> **What needs to be done**
Copy out every line of the records where the string "name" occurs.

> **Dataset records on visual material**
— START —
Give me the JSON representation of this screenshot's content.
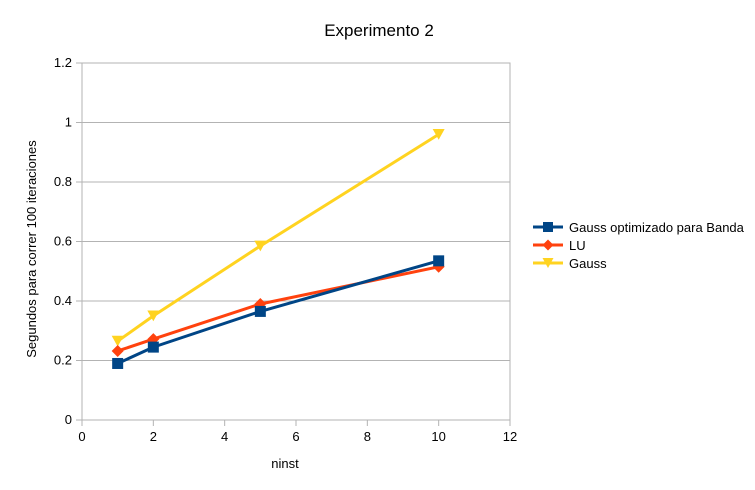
{
  "chart_data": {
    "type": "line",
    "title": "Experimento 2",
    "xlabel": "ninst",
    "ylabel": "Segundos para correr 100 iteraciones",
    "xlim": [
      0,
      12
    ],
    "ylim": [
      0,
      1.2
    ],
    "xticks": [
      0,
      2,
      4,
      6,
      8,
      10,
      12
    ],
    "yticks": [
      0,
      0.2,
      0.4,
      0.6,
      0.8,
      1,
      1.2
    ],
    "grid": "horizontal",
    "legend_position": "right",
    "series": [
      {
        "name": "Gauss optimizado para Banda",
        "color": "#004586",
        "marker": "square",
        "x": [
          1,
          2,
          5,
          10
        ],
        "y": [
          0.19,
          0.245,
          0.365,
          0.535
        ]
      },
      {
        "name": "LU",
        "color": "#ff420e",
        "marker": "diamond",
        "x": [
          1,
          2,
          5,
          10
        ],
        "y": [
          0.232,
          0.272,
          0.39,
          0.515
        ]
      },
      {
        "name": "Gauss",
        "color": "#ffd320",
        "marker": "triangle-down",
        "x": [
          1,
          2,
          5,
          10
        ],
        "y": [
          0.265,
          0.35,
          0.585,
          0.96
        ]
      }
    ]
  }
}
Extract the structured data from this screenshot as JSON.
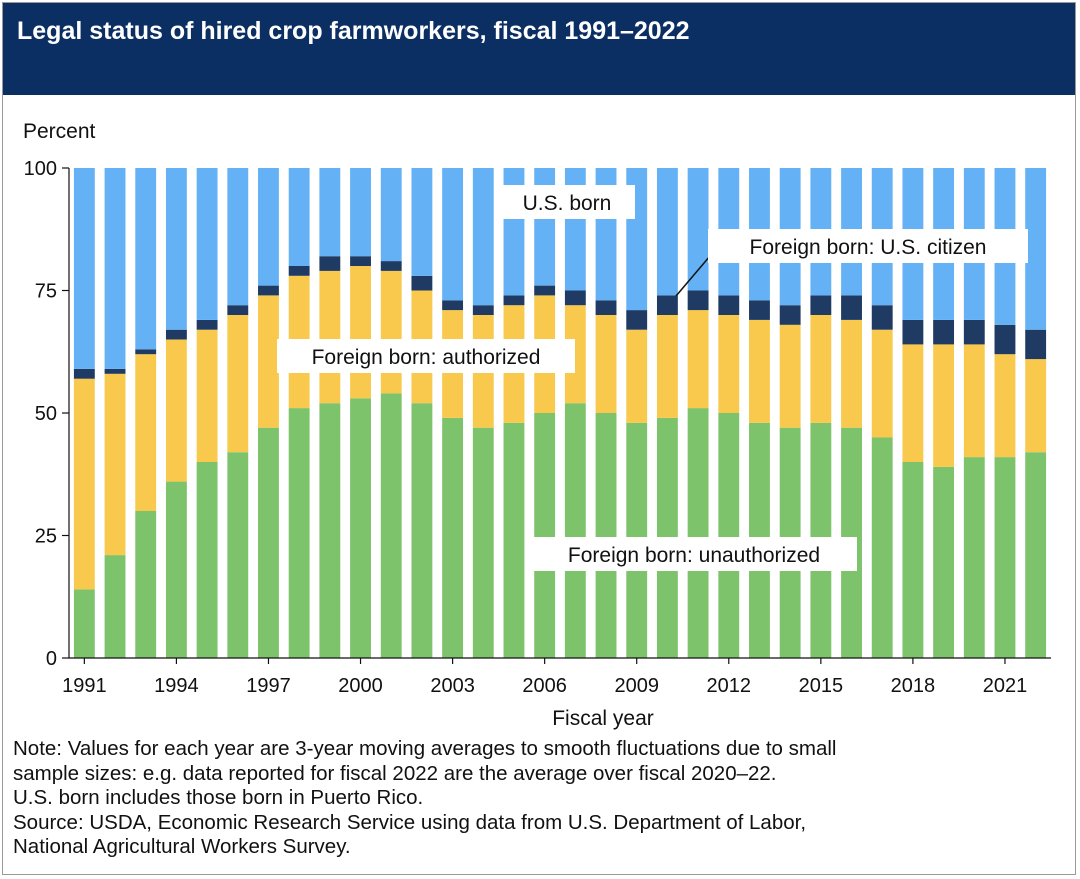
{
  "title": "Legal status of hired crop farmworkers, fiscal 1991–2022",
  "colors": {
    "header_bg": "#0c2f63",
    "unauthorized": "#7dc36b",
    "authorized": "#f8c94c",
    "citizen": "#1f3a63",
    "us_born": "#64b2f5"
  },
  "chart_data": {
    "type": "bar",
    "stacked": true,
    "title": "Legal status of hired crop farmworkers, fiscal 1991–2022",
    "ylabel": "Percent",
    "xlabel": "Fiscal year",
    "ylim": [
      0,
      100
    ],
    "yticks": [
      0,
      25,
      50,
      75,
      100
    ],
    "xtick_labels": [
      "1991",
      "1994",
      "1997",
      "2000",
      "2003",
      "2006",
      "2009",
      "2012",
      "2015",
      "2018",
      "2021"
    ],
    "grid": false,
    "legend": "inline labels",
    "categories": [
      "1991",
      "1992",
      "1993",
      "1994",
      "1995",
      "1996",
      "1997",
      "1998",
      "1999",
      "2000",
      "2001",
      "2002",
      "2003",
      "2004",
      "2005",
      "2006",
      "2007",
      "2008",
      "2009",
      "2010",
      "2011",
      "2012",
      "2013",
      "2014",
      "2015",
      "2016",
      "2017",
      "2018",
      "2019",
      "2020",
      "2021",
      "2022"
    ],
    "series": [
      {
        "name": "Foreign born: unauthorized",
        "color": "#7dc36b",
        "values": [
          14,
          21,
          30,
          36,
          40,
          42,
          47,
          51,
          52,
          53,
          54,
          52,
          49,
          47,
          48,
          50,
          52,
          50,
          48,
          49,
          51,
          50,
          48,
          47,
          48,
          47,
          45,
          40,
          39,
          41,
          41,
          42
        ]
      },
      {
        "name": "Foreign born: authorized",
        "color": "#f8c94c",
        "values": [
          43,
          37,
          32,
          29,
          27,
          28,
          27,
          27,
          27,
          27,
          25,
          23,
          22,
          23,
          24,
          24,
          20,
          20,
          19,
          21,
          20,
          20,
          21,
          21,
          22,
          22,
          22,
          24,
          25,
          23,
          21,
          19
        ]
      },
      {
        "name": "Foreign born: U.S. citizen",
        "color": "#1f3a63",
        "values": [
          2,
          1,
          1,
          2,
          2,
          2,
          2,
          2,
          3,
          2,
          2,
          3,
          2,
          2,
          2,
          2,
          3,
          3,
          4,
          4,
          4,
          4,
          4,
          4,
          4,
          5,
          5,
          5,
          5,
          5,
          6,
          6
        ]
      },
      {
        "name": "U.S. born",
        "color": "#64b2f5",
        "values": [
          41,
          41,
          37,
          33,
          31,
          28,
          24,
          20,
          18,
          18,
          19,
          22,
          27,
          28,
          26,
          24,
          25,
          27,
          29,
          26,
          25,
          26,
          27,
          28,
          26,
          26,
          28,
          31,
          31,
          31,
          32,
          33
        ]
      }
    ],
    "annotations": [
      "U.S. born",
      "Foreign born: U.S. citizen",
      "Foreign born: authorized",
      "Foreign born: unauthorized"
    ]
  },
  "notes": [
    "Note: Values for each year are 3-year moving averages to smooth fluctuations due to small",
    "sample sizes: e.g. data reported for fiscal 2022 are the average over fiscal 2020–22.",
    "U.S. born includes those born in Puerto Rico.",
    "Source: USDA, Economic Research Service using data from U.S. Department of Labor,",
    "National Agricultural Workers Survey."
  ]
}
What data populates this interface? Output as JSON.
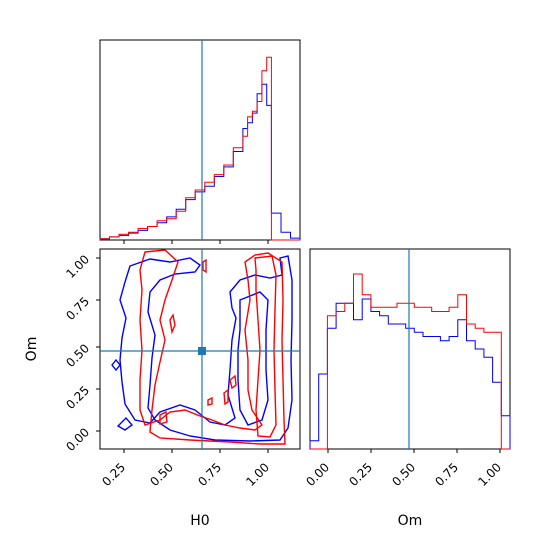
{
  "chart_data": [
    {
      "type": "histogram",
      "panel": "H0 marginal",
      "x_param": "H0",
      "xlim": [
        0.1,
        1.15
      ],
      "truth": 0.65,
      "truth_color": "#1f77b4",
      "bin_edges": [
        0.1,
        0.15,
        0.2,
        0.25,
        0.3,
        0.35,
        0.4,
        0.45,
        0.5,
        0.55,
        0.6,
        0.65,
        0.7,
        0.75,
        0.8,
        0.85,
        0.875,
        0.9,
        0.925,
        0.95,
        0.975,
        1.0,
        1.05,
        1.1,
        1.15
      ],
      "series": [
        {
          "color": "#0000ff",
          "values": [
            0.3,
            0.8,
            1.2,
            1.8,
            2.5,
            3.5,
            4.5,
            6.0,
            8.0,
            10.5,
            12.5,
            14.0,
            16.5,
            19.0,
            23.0,
            29.0,
            30.5,
            33.0,
            38.0,
            40.5,
            35.0,
            7.0,
            2.0,
            0.5
          ]
        },
        {
          "color": "#ff0000",
          "values": [
            0.3,
            0.8,
            1.5,
            2.0,
            3.0,
            3.5,
            5.0,
            5.5,
            7.5,
            11.0,
            13.0,
            15.0,
            17.0,
            19.5,
            24.0,
            27.0,
            32.0,
            33.5,
            36.0,
            44.0,
            47.5,
            0,
            0,
            0
          ]
        }
      ]
    },
    {
      "type": "contour",
      "panel": "H0 vs Om",
      "xlabel": "H0",
      "ylabel": "Om",
      "xlim": [
        0.1,
        1.15
      ],
      "ylim": [
        -0.1,
        1.05
      ],
      "xticks": [
        "0.25",
        "0.50",
        "0.75",
        "1.00"
      ],
      "yticks": [
        "0.00",
        "0.25",
        "0.50",
        "0.75",
        "1.00"
      ],
      "truth": {
        "H0": 0.65,
        "Om": 0.46
      },
      "series": [
        {
          "color": "#0000ff"
        },
        {
          "color": "#ff0000"
        }
      ]
    },
    {
      "type": "histogram",
      "panel": "Om marginal",
      "xlabel": "Om",
      "xlim": [
        -0.1,
        1.05
      ],
      "xticks": [
        "0.00",
        "0.25",
        "0.50",
        "0.75",
        "1.00"
      ],
      "truth": 0.46,
      "bin_edges": [
        -0.1,
        -0.05,
        0.0,
        0.05,
        0.1,
        0.15,
        0.2,
        0.25,
        0.3,
        0.35,
        0.4,
        0.45,
        0.5,
        0.55,
        0.6,
        0.65,
        0.7,
        0.75,
        0.8,
        0.85,
        0.9,
        0.95,
        1.0,
        1.05
      ],
      "series": [
        {
          "color": "#0000ff",
          "values": [
            2,
            18,
            29,
            35,
            35,
            31,
            36,
            33,
            32,
            30,
            30,
            29,
            28,
            27,
            27,
            26,
            27,
            31,
            26,
            24,
            22,
            16,
            8
          ]
        },
        {
          "color": "#ff0000",
          "values": [
            0,
            0,
            32,
            33,
            35,
            42,
            37,
            34,
            34,
            34,
            35,
            35,
            34,
            34,
            33,
            33,
            34,
            37,
            30,
            29,
            28,
            28,
            0
          ]
        }
      ]
    }
  ]
}
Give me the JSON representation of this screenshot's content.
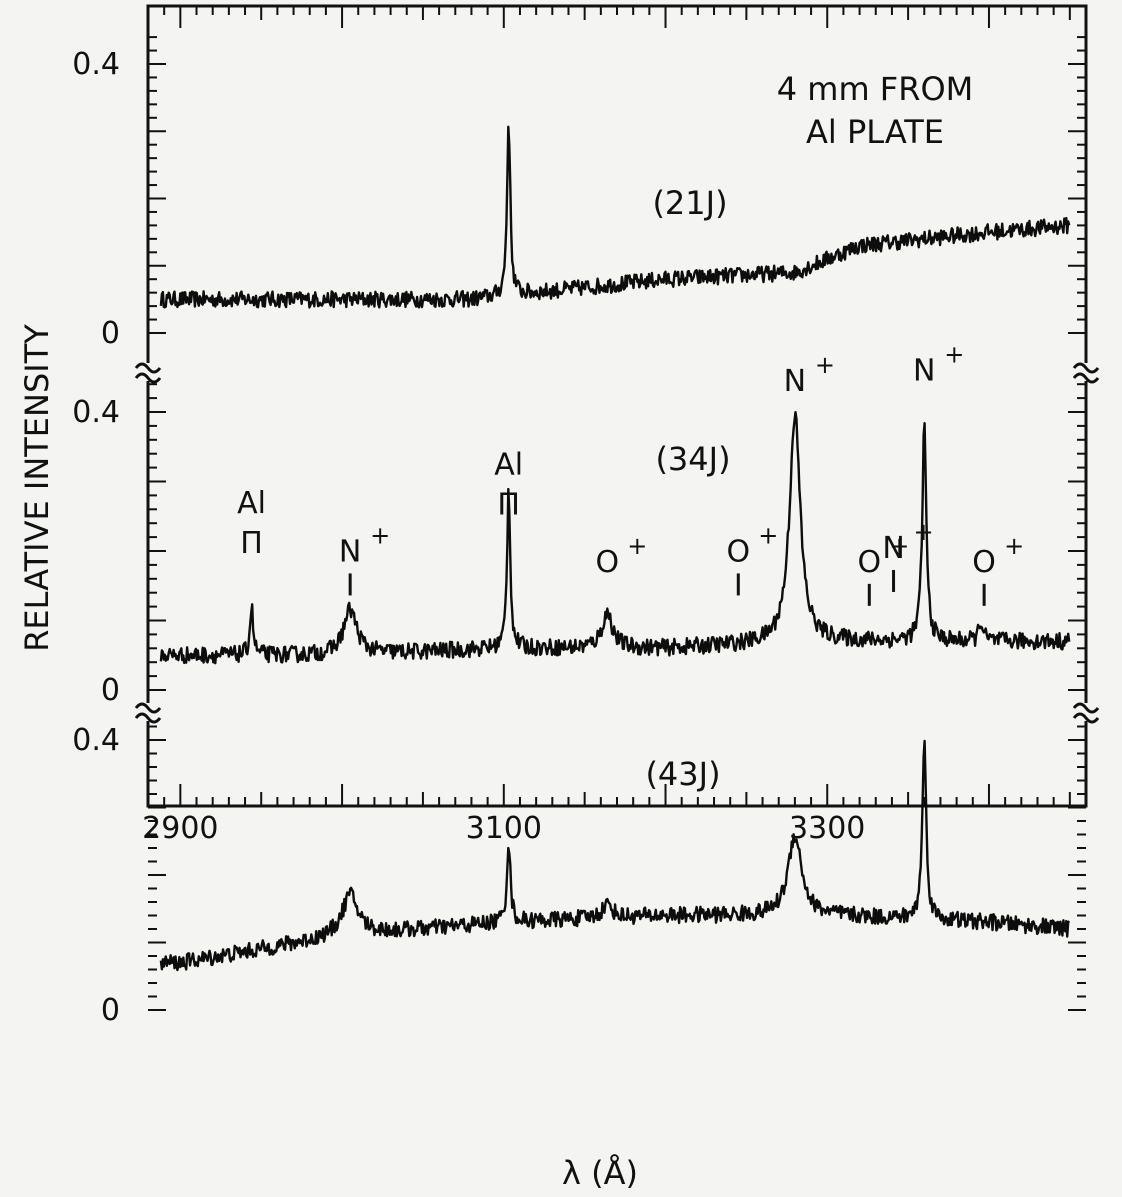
{
  "chart_data": {
    "type": "line",
    "title": "",
    "xlabel": "λ (Å)",
    "ylabel": "RELATIVE INTENSITY",
    "xlim": [
      2880,
      3460
    ],
    "x_ticks": [
      "2900",
      "3100",
      "3300"
    ],
    "x_tick_values": [
      2900,
      3100,
      3300
    ],
    "grid": false,
    "legend": "none",
    "annotation": [
      "4 mm FROM",
      "Al PLATE"
    ],
    "panels": [
      {
        "label": "(21J)",
        "ylim": [
          0,
          0.47
        ],
        "y_ticks": [
          "0",
          "0.4"
        ],
        "y_tick_values": [
          0,
          0.4
        ],
        "baseline": {
          "x": [
            2900,
            3000,
            3080,
            3120,
            3200,
            3280,
            3320,
            3400,
            3450
          ],
          "y": [
            0.05,
            0.05,
            0.05,
            0.06,
            0.08,
            0.09,
            0.13,
            0.15,
            0.16
          ]
        },
        "noise": 0.012,
        "peaks": [
          {
            "x": 3103,
            "height": 0.26,
            "width": 1.2
          }
        ],
        "line_labels": []
      },
      {
        "label": "(34J)",
        "ylim": [
          0,
          0.45
        ],
        "y_ticks": [
          "0",
          "0.4"
        ],
        "y_tick_values": [
          0,
          0.4
        ],
        "baseline": {
          "x": [
            2900,
            3000,
            3100,
            3200,
            3300,
            3400,
            3450
          ],
          "y": [
            0.05,
            0.05,
            0.06,
            0.06,
            0.07,
            0.07,
            0.07
          ]
        },
        "noise": 0.012,
        "peaks": [
          {
            "x": 2944,
            "height": 0.07,
            "width": 1.2
          },
          {
            "x": 3005,
            "height": 0.065,
            "width": 5
          },
          {
            "x": 3103,
            "height": 0.23,
            "width": 1.2
          },
          {
            "x": 3164,
            "height": 0.05,
            "width": 4
          },
          {
            "x": 3280,
            "height": 0.33,
            "width": 4
          },
          {
            "x": 3360,
            "height": 0.31,
            "width": 1.5
          },
          {
            "x": 3395,
            "height": 0.03,
            "width": 1.5
          }
        ],
        "line_labels": [
          {
            "x": 2944,
            "ion": "Al",
            "sup": "",
            "marker": "Π",
            "top": 0.255
          },
          {
            "x": 3005,
            "ion": "N",
            "sup": "+",
            "marker": "|",
            "top": 0.185
          },
          {
            "x": 3103,
            "ion": "Al",
            "sup": "",
            "marker": "Π",
            "top": 0.31
          },
          {
            "x": 3164,
            "ion": "O",
            "sup": "+",
            "marker": "",
            "top": 0.17
          },
          {
            "x": 3245,
            "ion": "O",
            "sup": "+",
            "marker": "|",
            "top": 0.185
          },
          {
            "x": 3280,
            "ion": "N",
            "sup": "+",
            "marker": "",
            "top": 0.43
          },
          {
            "x": 3326,
            "ion": "O",
            "sup": "+",
            "marker": "|",
            "top": 0.17
          },
          {
            "x": 3341,
            "ion": "N",
            "sup": "+",
            "marker": "|",
            "top": 0.19
          },
          {
            "x": 3360,
            "ion": "N",
            "sup": "+",
            "marker": "",
            "top": 0.445
          },
          {
            "x": 3397,
            "ion": "O",
            "sup": "+",
            "marker": "|",
            "top": 0.17
          }
        ]
      },
      {
        "label": "(43J)",
        "ylim": [
          0,
          0.45
        ],
        "y_ticks": [
          "0",
          "0.4"
        ],
        "y_tick_values": [
          0,
          0.4
        ],
        "baseline": {
          "x": [
            2900,
            2950,
            3000,
            3100,
            3200,
            3250,
            3300,
            3400,
            3450
          ],
          "y": [
            0.07,
            0.09,
            0.11,
            0.13,
            0.14,
            0.14,
            0.14,
            0.13,
            0.12
          ]
        },
        "noise": 0.012,
        "peaks": [
          {
            "x": 3005,
            "height": 0.06,
            "width": 6
          },
          {
            "x": 3103,
            "height": 0.12,
            "width": 1.3
          },
          {
            "x": 3164,
            "height": 0.02,
            "width": 4
          },
          {
            "x": 3280,
            "height": 0.12,
            "width": 5
          },
          {
            "x": 3360,
            "height": 0.26,
            "width": 1.5
          }
        ],
        "line_labels": []
      }
    ]
  }
}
— END —
> **Worked answer**
        "name": "Gauss optimizado para Banda",
        "name": "LU",
        "name": "Gauss",
        "name": "Foreign born: unauthorized",
        "name": "Foreign born: authorized",
        "name": "Foreign born: U.S. citizen",
        "name": "U.S. born",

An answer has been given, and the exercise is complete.